**Stated exercise**
Could you print the lines of the material below, from its first line through the line containing "- ref-label-1004: 1004: [1453, 1122, 1546, 1169]", reproducing each one without any change?

(Data entries)
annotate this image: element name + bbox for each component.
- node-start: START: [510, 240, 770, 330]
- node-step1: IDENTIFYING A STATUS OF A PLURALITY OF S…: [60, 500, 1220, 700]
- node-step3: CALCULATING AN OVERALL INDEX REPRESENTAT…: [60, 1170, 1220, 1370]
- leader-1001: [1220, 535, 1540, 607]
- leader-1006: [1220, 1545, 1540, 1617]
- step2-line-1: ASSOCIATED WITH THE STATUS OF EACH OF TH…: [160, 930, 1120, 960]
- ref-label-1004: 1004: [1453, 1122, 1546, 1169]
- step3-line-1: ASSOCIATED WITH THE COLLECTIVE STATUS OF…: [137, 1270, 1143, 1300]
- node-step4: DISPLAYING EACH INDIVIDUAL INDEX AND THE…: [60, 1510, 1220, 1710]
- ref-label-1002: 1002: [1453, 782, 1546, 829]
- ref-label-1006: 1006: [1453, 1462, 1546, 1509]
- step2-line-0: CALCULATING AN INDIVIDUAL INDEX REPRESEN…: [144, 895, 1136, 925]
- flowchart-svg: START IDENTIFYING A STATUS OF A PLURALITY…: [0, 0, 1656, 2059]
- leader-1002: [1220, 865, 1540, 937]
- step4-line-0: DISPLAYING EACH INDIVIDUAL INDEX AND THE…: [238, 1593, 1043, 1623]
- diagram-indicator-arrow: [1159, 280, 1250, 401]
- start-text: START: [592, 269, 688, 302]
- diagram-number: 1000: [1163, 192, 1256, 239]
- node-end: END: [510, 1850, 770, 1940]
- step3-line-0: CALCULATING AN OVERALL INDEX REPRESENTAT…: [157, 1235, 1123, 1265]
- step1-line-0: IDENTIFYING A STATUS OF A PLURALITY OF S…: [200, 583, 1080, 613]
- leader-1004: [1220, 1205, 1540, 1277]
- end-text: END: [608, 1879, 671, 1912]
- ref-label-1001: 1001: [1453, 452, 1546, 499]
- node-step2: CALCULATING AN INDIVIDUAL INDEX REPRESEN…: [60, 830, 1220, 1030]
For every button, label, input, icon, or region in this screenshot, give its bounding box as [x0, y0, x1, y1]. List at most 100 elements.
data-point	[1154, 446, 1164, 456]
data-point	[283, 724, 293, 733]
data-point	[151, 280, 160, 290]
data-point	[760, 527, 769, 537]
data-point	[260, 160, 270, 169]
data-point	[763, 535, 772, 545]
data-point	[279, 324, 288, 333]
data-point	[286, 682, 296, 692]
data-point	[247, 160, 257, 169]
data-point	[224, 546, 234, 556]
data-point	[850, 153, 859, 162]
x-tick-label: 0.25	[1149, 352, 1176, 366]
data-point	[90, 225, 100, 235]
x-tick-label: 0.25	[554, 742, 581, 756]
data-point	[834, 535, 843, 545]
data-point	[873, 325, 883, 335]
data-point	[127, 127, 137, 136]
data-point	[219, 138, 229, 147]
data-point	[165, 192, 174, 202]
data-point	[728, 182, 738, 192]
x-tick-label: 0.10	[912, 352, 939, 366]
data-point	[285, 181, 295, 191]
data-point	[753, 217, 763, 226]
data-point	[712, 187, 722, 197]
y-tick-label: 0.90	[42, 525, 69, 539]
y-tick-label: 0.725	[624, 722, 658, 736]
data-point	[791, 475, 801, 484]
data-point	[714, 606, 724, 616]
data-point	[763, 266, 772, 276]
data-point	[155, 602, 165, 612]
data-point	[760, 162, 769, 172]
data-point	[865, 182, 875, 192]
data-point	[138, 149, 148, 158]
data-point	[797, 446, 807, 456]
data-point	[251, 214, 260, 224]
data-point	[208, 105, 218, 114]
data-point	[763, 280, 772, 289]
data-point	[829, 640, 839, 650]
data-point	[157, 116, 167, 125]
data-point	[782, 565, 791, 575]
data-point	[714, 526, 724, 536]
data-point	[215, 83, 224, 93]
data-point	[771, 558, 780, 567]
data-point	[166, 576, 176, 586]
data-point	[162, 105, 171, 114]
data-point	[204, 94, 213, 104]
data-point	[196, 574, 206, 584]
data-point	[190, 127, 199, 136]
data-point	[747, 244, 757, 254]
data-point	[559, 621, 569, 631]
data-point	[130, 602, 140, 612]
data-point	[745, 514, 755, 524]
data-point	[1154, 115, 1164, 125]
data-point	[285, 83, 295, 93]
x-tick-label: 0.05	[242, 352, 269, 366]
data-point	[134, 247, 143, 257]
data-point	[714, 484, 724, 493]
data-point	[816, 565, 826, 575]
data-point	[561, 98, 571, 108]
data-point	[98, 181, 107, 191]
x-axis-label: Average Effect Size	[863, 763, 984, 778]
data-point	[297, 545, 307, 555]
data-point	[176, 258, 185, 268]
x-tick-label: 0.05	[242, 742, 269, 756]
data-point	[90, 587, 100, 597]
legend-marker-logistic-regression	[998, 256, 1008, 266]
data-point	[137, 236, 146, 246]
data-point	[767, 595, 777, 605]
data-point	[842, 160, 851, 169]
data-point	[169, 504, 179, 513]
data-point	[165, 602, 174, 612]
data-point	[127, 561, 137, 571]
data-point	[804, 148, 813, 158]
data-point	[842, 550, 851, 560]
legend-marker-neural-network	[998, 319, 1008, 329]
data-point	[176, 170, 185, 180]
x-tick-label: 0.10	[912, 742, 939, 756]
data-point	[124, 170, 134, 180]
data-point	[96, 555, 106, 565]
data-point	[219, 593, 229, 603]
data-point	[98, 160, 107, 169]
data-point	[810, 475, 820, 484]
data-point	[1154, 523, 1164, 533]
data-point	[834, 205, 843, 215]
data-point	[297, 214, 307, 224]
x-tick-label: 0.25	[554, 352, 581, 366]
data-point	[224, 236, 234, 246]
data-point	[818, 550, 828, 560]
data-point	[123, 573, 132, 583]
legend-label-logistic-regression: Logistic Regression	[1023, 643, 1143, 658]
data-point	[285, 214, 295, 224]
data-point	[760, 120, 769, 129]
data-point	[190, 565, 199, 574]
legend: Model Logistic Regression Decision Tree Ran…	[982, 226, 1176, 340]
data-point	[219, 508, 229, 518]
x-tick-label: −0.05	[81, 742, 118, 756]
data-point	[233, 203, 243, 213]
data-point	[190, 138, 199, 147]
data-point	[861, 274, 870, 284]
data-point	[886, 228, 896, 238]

**Answer to the task**
annotate this image: element name + bbox for each component.
- node-start: START: [510, 240, 770, 330]
- node-step1: IDENTIFYING A STATUS OF A PLURALITY OF S…: [60, 500, 1220, 700]
- node-step3: CALCULATING AN OVERALL INDEX REPRESENTAT…: [60, 1170, 1220, 1370]
- leader-1001: [1220, 535, 1540, 607]
- leader-1006: [1220, 1545, 1540, 1617]
- step2-line-1: ASSOCIATED WITH THE STATUS OF EACH OF TH…: [160, 930, 1120, 960]
- ref-label-1004: 1004: [1453, 1122, 1546, 1169]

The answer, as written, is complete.